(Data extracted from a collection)
** Start **

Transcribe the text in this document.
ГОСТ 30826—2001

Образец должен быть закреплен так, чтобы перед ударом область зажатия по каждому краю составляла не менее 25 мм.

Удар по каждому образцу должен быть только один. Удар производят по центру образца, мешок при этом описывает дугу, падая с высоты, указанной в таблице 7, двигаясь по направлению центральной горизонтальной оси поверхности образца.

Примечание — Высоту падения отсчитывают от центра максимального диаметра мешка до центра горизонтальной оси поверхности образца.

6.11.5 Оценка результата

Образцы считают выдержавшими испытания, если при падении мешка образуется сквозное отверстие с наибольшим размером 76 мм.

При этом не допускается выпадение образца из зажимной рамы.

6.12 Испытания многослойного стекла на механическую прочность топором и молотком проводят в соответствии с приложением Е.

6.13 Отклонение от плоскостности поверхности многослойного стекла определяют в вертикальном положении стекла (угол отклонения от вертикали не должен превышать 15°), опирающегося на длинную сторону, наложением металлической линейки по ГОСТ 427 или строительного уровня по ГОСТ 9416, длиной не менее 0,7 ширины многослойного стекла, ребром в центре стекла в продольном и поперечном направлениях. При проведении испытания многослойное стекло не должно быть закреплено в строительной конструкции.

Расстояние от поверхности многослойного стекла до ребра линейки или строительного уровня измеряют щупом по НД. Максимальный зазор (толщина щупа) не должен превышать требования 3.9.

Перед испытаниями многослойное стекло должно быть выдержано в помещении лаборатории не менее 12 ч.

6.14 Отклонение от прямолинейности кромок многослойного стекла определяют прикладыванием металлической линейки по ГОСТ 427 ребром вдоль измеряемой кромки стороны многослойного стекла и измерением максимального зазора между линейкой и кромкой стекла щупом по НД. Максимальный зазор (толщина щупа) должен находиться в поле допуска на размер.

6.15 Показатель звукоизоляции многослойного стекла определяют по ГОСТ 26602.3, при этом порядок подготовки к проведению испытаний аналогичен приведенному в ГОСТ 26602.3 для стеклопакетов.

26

** End **

TO DO
Find the lines above that contain the word "максимального" and collect them.

THE ANSWER
Примечание — Высоту падения отсчитывают от центра максимального диаметра мешка до центра горизонтальной оси поверхности образца.
6.14 Отклонение от прямолинейности кромок многослойного стекла определяют прикладыванием металлической линейки по ГОСТ 427 ребром вдоль измеряемой кромки стороны многослойного стекла и измерением максимального зазора между линейкой и кромкой стекла щупом по НД. Максимальный зазор (толщина щупа) должен находиться в поле допуска на размер.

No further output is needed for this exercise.